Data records
* start *

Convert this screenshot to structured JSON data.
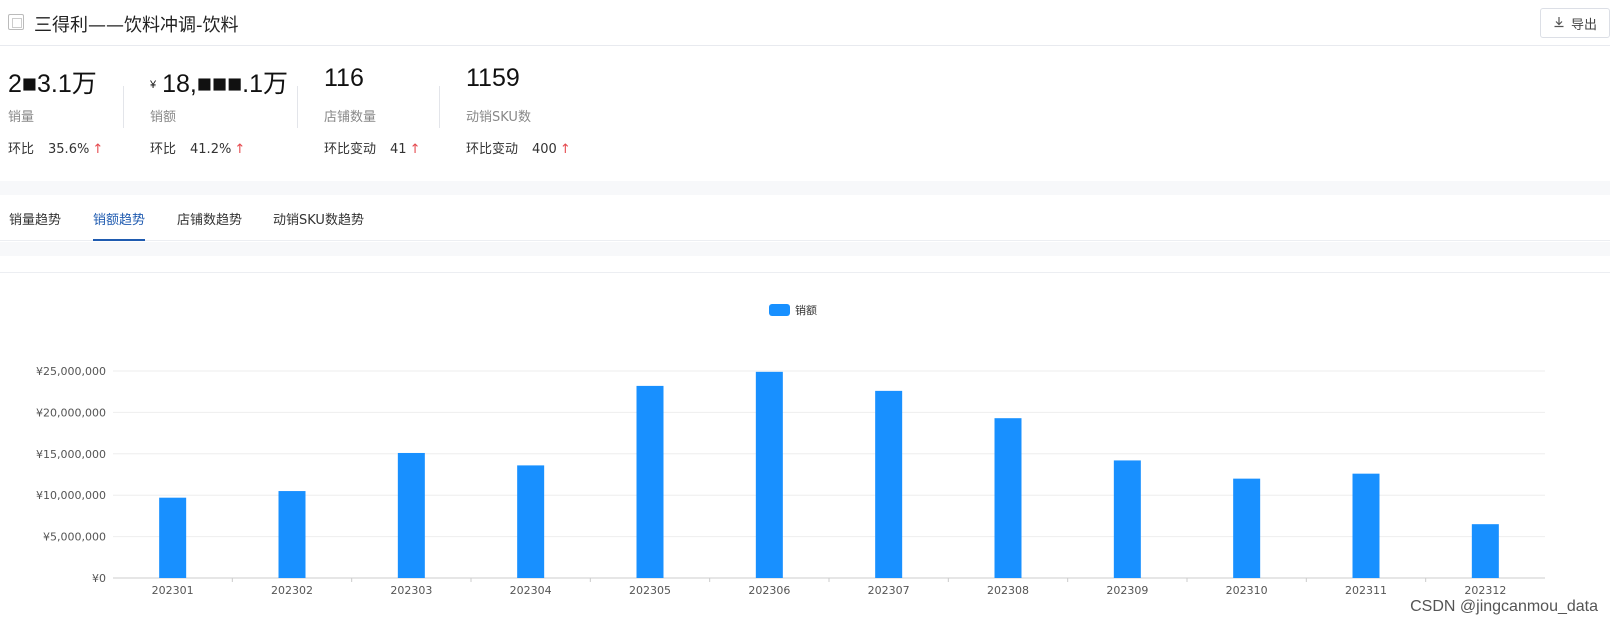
{
  "header": {
    "title": "三得利——饮料冲调-饮料",
    "export_label": "导出"
  },
  "stats": [
    {
      "value": "2■3.1万",
      "label": "销量",
      "delta_label": "环比",
      "delta_value": "35.6%",
      "arrow": "↑",
      "currency": ""
    },
    {
      "value": "18,■■■.1万",
      "label": "销额",
      "delta_label": "环比",
      "delta_value": "41.2%",
      "arrow": "↑",
      "currency": "¥"
    },
    {
      "value": "116",
      "label": "店铺数量",
      "delta_label": "环比变动",
      "delta_value": "41",
      "arrow": "↑",
      "currency": ""
    },
    {
      "value": "1159",
      "label": "动销SKU数",
      "delta_label": "环比变动",
      "delta_value": "400",
      "arrow": "↑",
      "currency": ""
    }
  ],
  "tabs": [
    {
      "label": "销量趋势",
      "active": false
    },
    {
      "label": "销额趋势",
      "active": true
    },
    {
      "label": "店铺数趋势",
      "active": false
    },
    {
      "label": "动销SKU数趋势",
      "active": false
    }
  ],
  "chart_data": {
    "type": "bar",
    "legend": "销额",
    "series_name": "销额",
    "bar_color": "#1890ff",
    "categories": [
      "202301",
      "202302",
      "202303",
      "202304",
      "202305",
      "202306",
      "202307",
      "202308",
      "202309",
      "202310",
      "202311",
      "202312"
    ],
    "values": [
      9700000,
      10500000,
      15100000,
      13600000,
      23200000,
      24900000,
      22600000,
      19300000,
      14200000,
      12000000,
      12600000,
      6500000
    ],
    "ylim": [
      0,
      25000000
    ],
    "y_ticks": [
      0,
      5000000,
      10000000,
      15000000,
      20000000,
      25000000
    ],
    "y_tick_labels": [
      "¥0",
      "¥5,000,000",
      "¥10,000,000",
      "¥15,000,000",
      "¥20,000,000",
      "¥25,000,000"
    ],
    "grid": true,
    "legend_position": "top-center"
  },
  "watermark": "CSDN @jingcanmou_data",
  "colors": {
    "accent": "#1f5bb0",
    "bar": "#1890ff",
    "arrow_up": "#e5484d"
  }
}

* end *

WHAT THIS TASK INVOLVES:
Quote all the records verbatim, dropping any pictures from your copy.

EXERCISE ANSWER:
Convert this screenshot to structured JSON data.
{
  "header": {
    "title": "三得利——饮料冲调-饮料",
    "export_label": "导出"
  },
  "stats": [
    {
      "value": "2■3.1万",
      "label": "销量",
      "delta_label": "环比",
      "delta_value": "35.6%",
      "arrow": "↑",
      "currency": ""
    },
    {
      "value": "18,■■■.1万",
      "label": "销额",
      "delta_label": "环比",
      "delta_value": "41.2%",
      "arrow": "↑",
      "currency": "¥"
    },
    {
      "value": "116",
      "label": "店铺数量",
      "delta_label": "环比变动",
      "delta_value": "41",
      "arrow": "↑",
      "currency": ""
    },
    {
      "value": "1159",
      "label": "动销SKU数",
      "delta_label": "环比变动",
      "delta_value": "400",
      "arrow": "↑",
      "currency": ""
    }
  ],
  "tabs": [
    {
      "label": "销量趋势",
      "active": false
    },
    {
      "label": "销额趋势",
      "active": true
    },
    {
      "label": "店铺数趋势",
      "active": false
    },
    {
      "label": "动销SKU数趋势",
      "active": false
    }
  ],
  "chart_data": {
    "type": "bar",
    "legend": "销额",
    "series_name": "销额",
    "bar_color": "#1890ff",
    "categories": [
      "202301",
      "202302",
      "202303",
      "202304",
      "202305",
      "202306",
      "202307",
      "202308",
      "202309",
      "202310",
      "202311",
      "202312"
    ],
    "values": [
      9700000,
      10500000,
      15100000,
      13600000,
      23200000,
      24900000,
      22600000,
      19300000,
      14200000,
      12000000,
      12600000,
      6500000
    ],
    "ylim": [
      0,
      25000000
    ],
    "y_ticks": [
      0,
      5000000,
      10000000,
      15000000,
      20000000,
      25000000
    ],
    "y_tick_labels": [
      "¥0",
      "¥5,000,000",
      "¥10,000,000",
      "¥15,000,000",
      "¥20,000,000",
      "¥25,000,000"
    ],
    "grid": true,
    "legend_position": "top-center"
  },
  "watermark": "CSDN @jingcanmou_data",
  "colors": {
    "accent": "#1f5bb0",
    "bar": "#1890ff",
    "arrow_up": "#e5484d"
  }
}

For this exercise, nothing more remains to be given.